• **EXERCISE DIRECTIONS**
Return each line of the listing that contains the string "pattern".

● ● ●

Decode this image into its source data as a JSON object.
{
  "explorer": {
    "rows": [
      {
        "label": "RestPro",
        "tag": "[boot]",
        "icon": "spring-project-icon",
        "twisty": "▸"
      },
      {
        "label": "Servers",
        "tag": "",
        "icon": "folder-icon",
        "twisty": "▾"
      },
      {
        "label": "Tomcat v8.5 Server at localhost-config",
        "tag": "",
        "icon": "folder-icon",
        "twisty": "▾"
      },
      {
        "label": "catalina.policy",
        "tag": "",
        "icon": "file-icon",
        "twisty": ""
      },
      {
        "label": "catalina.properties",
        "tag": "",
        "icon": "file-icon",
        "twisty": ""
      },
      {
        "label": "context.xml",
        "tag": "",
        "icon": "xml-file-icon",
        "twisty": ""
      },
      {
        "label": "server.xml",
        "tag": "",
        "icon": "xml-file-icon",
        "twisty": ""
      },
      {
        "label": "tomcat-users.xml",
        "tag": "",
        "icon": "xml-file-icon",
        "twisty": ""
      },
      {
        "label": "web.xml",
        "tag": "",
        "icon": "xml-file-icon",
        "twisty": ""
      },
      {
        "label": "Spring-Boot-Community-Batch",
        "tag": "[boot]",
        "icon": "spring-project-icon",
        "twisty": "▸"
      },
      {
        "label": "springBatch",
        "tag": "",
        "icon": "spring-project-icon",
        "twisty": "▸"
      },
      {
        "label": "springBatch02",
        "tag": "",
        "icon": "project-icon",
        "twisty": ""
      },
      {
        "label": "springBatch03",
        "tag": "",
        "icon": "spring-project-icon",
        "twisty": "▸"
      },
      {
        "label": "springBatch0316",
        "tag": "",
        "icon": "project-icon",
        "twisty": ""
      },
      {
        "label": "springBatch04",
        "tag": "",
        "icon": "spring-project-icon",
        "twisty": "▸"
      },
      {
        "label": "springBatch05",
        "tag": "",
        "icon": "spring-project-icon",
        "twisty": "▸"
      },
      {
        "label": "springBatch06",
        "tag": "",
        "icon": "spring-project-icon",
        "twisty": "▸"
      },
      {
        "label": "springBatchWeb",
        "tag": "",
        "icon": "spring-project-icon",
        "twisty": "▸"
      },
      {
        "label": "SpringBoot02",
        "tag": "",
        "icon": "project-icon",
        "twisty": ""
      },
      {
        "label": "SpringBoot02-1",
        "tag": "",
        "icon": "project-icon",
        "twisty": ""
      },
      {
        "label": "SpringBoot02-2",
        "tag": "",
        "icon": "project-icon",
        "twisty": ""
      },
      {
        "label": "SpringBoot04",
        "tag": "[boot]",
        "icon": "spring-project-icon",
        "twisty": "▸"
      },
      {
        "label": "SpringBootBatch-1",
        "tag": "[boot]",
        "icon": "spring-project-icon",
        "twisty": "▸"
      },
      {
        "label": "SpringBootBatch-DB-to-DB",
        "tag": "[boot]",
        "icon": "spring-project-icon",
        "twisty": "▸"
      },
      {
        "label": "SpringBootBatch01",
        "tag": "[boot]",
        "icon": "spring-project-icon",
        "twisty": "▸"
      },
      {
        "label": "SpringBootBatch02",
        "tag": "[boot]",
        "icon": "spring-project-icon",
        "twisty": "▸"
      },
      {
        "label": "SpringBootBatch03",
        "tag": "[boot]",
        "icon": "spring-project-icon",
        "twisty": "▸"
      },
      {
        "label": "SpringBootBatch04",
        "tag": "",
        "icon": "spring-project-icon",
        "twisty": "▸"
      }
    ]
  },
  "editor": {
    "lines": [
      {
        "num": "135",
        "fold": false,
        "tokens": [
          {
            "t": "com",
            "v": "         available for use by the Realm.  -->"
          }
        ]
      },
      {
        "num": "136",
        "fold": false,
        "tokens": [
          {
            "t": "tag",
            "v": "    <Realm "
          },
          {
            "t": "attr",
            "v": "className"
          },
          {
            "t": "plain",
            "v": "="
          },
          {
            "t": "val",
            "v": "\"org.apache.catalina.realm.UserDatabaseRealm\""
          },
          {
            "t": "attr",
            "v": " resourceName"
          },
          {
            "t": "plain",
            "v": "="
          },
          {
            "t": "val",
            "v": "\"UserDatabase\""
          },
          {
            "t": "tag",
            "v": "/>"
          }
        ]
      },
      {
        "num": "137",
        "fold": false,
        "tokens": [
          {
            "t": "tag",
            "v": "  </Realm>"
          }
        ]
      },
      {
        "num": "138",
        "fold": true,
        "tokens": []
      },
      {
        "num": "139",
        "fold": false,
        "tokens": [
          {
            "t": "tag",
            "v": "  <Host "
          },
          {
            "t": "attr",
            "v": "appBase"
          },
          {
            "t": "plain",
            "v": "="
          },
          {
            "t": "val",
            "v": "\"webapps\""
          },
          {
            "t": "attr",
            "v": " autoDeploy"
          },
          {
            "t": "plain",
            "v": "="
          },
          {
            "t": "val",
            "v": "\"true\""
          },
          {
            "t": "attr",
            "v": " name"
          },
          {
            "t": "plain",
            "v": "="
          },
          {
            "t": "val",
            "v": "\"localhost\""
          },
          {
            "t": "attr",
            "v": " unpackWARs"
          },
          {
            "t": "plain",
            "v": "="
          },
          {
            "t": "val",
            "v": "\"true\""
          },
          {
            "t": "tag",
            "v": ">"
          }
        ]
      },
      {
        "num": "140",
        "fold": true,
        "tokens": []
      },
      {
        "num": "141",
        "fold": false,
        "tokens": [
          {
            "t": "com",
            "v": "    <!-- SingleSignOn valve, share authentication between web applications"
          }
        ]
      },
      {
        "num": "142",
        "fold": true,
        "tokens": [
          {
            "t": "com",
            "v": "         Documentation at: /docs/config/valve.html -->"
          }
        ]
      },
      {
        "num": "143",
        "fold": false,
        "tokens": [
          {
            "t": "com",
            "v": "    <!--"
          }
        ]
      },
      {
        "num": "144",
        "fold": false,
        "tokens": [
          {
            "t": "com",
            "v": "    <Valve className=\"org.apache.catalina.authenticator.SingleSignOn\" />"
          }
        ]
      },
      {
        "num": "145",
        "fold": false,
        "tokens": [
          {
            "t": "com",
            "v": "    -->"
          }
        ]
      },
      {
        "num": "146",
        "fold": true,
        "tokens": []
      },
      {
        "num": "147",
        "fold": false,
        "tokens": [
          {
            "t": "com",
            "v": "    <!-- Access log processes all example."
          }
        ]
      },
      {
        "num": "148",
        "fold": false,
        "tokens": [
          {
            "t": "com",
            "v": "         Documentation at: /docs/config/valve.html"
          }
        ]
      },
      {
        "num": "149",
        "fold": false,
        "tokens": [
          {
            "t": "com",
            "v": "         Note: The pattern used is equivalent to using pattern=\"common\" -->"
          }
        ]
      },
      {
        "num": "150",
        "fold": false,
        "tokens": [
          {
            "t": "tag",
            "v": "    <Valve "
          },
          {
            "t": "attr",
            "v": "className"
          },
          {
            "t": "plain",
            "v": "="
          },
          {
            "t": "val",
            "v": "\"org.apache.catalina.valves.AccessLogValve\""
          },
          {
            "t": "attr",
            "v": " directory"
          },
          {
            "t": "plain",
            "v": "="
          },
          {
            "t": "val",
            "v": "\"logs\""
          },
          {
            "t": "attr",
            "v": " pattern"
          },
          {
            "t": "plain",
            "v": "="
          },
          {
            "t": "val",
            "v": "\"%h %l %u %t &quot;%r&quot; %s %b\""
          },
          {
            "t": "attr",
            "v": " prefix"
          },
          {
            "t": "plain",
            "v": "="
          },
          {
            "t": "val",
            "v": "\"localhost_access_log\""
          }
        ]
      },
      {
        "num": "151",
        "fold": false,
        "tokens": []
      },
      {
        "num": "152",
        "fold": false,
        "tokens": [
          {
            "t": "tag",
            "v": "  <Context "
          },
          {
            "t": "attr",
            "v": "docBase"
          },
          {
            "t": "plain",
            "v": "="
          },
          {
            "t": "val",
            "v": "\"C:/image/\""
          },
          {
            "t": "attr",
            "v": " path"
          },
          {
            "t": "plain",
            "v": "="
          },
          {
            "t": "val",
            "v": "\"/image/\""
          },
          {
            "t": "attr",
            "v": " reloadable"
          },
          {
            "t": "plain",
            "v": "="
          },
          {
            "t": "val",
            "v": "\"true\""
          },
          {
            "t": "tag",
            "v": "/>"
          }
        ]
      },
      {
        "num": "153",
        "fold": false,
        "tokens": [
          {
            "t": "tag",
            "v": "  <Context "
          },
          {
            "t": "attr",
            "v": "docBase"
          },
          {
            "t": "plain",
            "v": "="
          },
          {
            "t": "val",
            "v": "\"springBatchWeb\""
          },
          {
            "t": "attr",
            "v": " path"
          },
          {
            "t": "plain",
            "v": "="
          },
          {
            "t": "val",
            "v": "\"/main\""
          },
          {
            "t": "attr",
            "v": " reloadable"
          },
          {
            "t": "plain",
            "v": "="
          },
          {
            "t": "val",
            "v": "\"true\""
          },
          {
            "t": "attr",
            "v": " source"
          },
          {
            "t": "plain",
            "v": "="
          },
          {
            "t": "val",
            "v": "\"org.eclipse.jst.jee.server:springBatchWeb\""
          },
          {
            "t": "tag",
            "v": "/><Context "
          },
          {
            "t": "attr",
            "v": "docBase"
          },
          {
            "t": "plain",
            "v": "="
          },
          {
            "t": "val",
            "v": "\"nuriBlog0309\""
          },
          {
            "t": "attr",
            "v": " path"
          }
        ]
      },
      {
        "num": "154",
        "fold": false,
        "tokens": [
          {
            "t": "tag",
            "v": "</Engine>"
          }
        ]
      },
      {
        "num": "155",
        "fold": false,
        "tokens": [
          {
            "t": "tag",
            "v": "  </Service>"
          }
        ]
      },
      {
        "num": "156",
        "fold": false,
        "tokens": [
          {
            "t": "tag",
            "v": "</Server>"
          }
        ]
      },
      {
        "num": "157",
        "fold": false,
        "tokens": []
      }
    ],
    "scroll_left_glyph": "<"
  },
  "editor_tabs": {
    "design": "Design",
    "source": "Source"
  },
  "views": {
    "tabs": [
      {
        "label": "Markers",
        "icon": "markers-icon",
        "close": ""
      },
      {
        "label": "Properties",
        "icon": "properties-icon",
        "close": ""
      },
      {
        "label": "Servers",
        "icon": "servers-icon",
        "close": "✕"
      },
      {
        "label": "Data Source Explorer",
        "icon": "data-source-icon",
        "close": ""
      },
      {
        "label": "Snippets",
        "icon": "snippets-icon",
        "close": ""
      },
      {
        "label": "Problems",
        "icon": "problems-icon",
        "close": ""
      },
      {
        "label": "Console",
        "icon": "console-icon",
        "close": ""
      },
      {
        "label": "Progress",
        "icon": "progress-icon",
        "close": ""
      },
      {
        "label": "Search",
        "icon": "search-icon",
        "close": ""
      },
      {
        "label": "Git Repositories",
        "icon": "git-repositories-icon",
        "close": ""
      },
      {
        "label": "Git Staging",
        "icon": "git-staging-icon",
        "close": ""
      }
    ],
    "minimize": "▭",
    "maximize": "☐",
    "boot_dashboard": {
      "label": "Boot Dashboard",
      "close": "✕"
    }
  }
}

● ● ●

• **SOLUTION TO THIS TASK**
            "v": "         Note: The pattern used is equivalent to using pattern=\"common\" -->"
            "v": " pattern"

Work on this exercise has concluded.